## WORK INSTRUCTIONS
Your task is to reproduce the material exactly.

Dataset entries on figures
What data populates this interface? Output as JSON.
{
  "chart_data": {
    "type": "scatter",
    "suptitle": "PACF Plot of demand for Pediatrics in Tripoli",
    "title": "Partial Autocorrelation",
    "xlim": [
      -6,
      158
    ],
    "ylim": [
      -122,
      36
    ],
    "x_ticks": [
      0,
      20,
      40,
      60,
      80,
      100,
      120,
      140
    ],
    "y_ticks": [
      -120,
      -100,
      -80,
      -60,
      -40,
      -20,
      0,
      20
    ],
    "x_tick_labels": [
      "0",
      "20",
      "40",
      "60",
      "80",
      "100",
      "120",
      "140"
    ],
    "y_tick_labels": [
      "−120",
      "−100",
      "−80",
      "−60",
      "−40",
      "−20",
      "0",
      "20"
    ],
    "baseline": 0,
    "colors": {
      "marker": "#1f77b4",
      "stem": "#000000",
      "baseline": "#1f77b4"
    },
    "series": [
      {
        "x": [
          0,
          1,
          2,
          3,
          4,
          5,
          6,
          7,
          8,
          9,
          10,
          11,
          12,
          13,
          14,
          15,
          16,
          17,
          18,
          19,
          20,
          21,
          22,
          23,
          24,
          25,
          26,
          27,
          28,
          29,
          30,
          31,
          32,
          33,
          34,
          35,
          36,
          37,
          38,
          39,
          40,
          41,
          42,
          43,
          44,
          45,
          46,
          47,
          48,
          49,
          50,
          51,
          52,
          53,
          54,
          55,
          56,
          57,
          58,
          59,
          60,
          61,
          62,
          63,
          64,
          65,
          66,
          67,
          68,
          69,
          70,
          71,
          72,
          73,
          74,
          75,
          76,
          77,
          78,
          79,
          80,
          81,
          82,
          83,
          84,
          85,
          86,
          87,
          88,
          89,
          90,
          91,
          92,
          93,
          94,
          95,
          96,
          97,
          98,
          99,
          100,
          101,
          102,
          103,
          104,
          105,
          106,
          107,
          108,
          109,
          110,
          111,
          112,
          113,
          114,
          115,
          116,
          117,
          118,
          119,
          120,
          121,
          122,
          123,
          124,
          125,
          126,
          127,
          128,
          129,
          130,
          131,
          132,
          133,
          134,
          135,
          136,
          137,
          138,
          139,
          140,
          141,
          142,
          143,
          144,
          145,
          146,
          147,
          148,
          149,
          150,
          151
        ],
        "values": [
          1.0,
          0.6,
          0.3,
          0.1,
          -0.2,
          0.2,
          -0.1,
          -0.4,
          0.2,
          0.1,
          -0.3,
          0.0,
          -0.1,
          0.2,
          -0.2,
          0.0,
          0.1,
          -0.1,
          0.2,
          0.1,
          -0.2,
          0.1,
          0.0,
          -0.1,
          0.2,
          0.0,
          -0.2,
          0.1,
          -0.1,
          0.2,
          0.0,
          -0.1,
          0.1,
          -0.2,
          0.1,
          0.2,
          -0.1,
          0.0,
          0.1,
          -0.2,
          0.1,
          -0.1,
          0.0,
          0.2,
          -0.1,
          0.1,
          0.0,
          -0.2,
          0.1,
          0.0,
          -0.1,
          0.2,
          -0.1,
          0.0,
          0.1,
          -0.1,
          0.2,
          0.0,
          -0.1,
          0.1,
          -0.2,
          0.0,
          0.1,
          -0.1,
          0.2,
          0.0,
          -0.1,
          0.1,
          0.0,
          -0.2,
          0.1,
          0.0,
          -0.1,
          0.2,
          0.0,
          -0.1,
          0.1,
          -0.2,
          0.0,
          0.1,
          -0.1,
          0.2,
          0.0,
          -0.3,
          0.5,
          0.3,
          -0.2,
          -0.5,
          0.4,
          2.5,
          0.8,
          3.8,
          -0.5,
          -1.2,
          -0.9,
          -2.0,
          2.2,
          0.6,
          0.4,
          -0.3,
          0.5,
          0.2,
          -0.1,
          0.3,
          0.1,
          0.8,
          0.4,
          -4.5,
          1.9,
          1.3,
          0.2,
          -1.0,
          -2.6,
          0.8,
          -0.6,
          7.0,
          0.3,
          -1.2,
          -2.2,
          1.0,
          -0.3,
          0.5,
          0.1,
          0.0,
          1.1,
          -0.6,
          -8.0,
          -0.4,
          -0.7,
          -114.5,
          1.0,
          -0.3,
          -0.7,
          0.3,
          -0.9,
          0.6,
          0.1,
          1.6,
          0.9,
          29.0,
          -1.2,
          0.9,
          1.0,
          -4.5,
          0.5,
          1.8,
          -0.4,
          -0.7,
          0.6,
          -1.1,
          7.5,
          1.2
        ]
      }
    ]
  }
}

## SOLUTION
What data populates this interface? Output as JSON.
{
  "chart_data": {
    "type": "scatter",
    "suptitle": "PACF Plot of demand for Pediatrics in Tripoli",
    "title": "Partial Autocorrelation",
    "xlim": [
      -6,
      158
    ],
    "ylim": [
      -122,
      36
    ],
    "x_ticks": [
      0,
      20,
      40,
      60,
      80,
      100,
      120,
      140
    ],
    "y_ticks": [
      -120,
      -100,
      -80,
      -60,
      -40,
      -20,
      0,
      20
    ],
    "x_tick_labels": [
      "0",
      "20",
      "40",
      "60",
      "80",
      "100",
      "120",
      "140"
    ],
    "y_tick_labels": [
      "−120",
      "−100",
      "−80",
      "−60",
      "−40",
      "−20",
      "0",
      "20"
    ],
    "baseline": 0,
    "colors": {
      "marker": "#1f77b4",
      "stem": "#000000",
      "baseline": "#1f77b4"
    },
    "series": [
      {
        "x": [
          0,
          1,
          2,
          3,
          4,
          5,
          6,
          7,
          8,
          9,
          10,
          11,
          12,
          13,
          14,
          15,
          16,
          17,
          18,
          19,
          20,
          21,
          22,
          23,
          24,
          25,
          26,
          27,
          28,
          29,
          30,
          31,
          32,
          33,
          34,
          35,
          36,
          37,
          38,
          39,
          40,
          41,
          42,
          43,
          44,
          45,
          46,
          47,
          48,
          49,
          50,
          51,
          52,
          53,
          54,
          55,
          56,
          57,
          58,
          59,
          60,
          61,
          62,
          63,
          64,
          65,
          66,
          67,
          68,
          69,
          70,
          71,
          72,
          73,
          74,
          75,
          76,
          77,
          78,
          79,
          80,
          81,
          82,
          83,
          84,
          85,
          86,
          87,
          88,
          89,
          90,
          91,
          92,
          93,
          94,
          95,
          96,
          97,
          98,
          99,
          100,
          101,
          102,
          103,
          104,
          105,
          106,
          107,
          108,
          109,
          110,
          111,
          112,
          113,
          114,
          115,
          116,
          117,
          118,
          119,
          120,
          121,
          122,
          123,
          124,
          125,
          126,
          127,
          128,
          129,
          130,
          131,
          132,
          133,
          134,
          135,
          136,
          137,
          138,
          139,
          140,
          141,
          142,
          143,
          144,
          145,
          146,
          147,
          148,
          149,
          150,
          151
        ],
        "values": [
          1.0,
          0.6,
          0.3,
          0.1,
          -0.2,
          0.2,
          -0.1,
          -0.4,
          0.2,
          0.1,
          -0.3,
          0.0,
          -0.1,
          0.2,
          -0.2,
          0.0,
          0.1,
          -0.1,
          0.2,
          0.1,
          -0.2,
          0.1,
          0.0,
          -0.1,
          0.2,
          0.0,
          -0.2,
          0.1,
          -0.1,
          0.2,
          0.0,
          -0.1,
          0.1,
          -0.2,
          0.1,
          0.2,
          -0.1,
          0.0,
          0.1,
          -0.2,
          0.1,
          -0.1,
          0.0,
          0.2,
          -0.1,
          0.1,
          0.0,
          -0.2,
          0.1,
          0.0,
          -0.1,
          0.2,
          -0.1,
          0.0,
          0.1,
          -0.1,
          0.2,
          0.0,
          -0.1,
          0.1,
          -0.2,
          0.0,
          0.1,
          -0.1,
          0.2,
          0.0,
          -0.1,
          0.1,
          0.0,
          -0.2,
          0.1,
          0.0,
          -0.1,
          0.2,
          0.0,
          -0.1,
          0.1,
          -0.2,
          0.0,
          0.1,
          -0.1,
          0.2,
          0.0,
          -0.3,
          0.5,
          0.3,
          -0.2,
          -0.5,
          0.4,
          2.5,
          0.8,
          3.8,
          -0.5,
          -1.2,
          -0.9,
          -2.0,
          2.2,
          0.6,
          0.4,
          -0.3,
          0.5,
          0.2,
          -0.1,
          0.3,
          0.1,
          0.8,
          0.4,
          -4.5,
          1.9,
          1.3,
          0.2,
          -1.0,
          -2.6,
          0.8,
          -0.6,
          7.0,
          0.3,
          -1.2,
          -2.2,
          1.0,
          -0.3,
          0.5,
          0.1,
          0.0,
          1.1,
          -0.6,
          -8.0,
          -0.4,
          -0.7,
          -114.5,
          1.0,
          -0.3,
          -0.7,
          0.3,
          -0.9,
          0.6,
          0.1,
          1.6,
          0.9,
          29.0,
          -1.2,
          0.9,
          1.0,
          -4.5,
          0.5,
          1.8,
          -0.4,
          -0.7,
          0.6,
          -1.1,
          7.5,
          1.2
        ]
      }
    ]
  }
}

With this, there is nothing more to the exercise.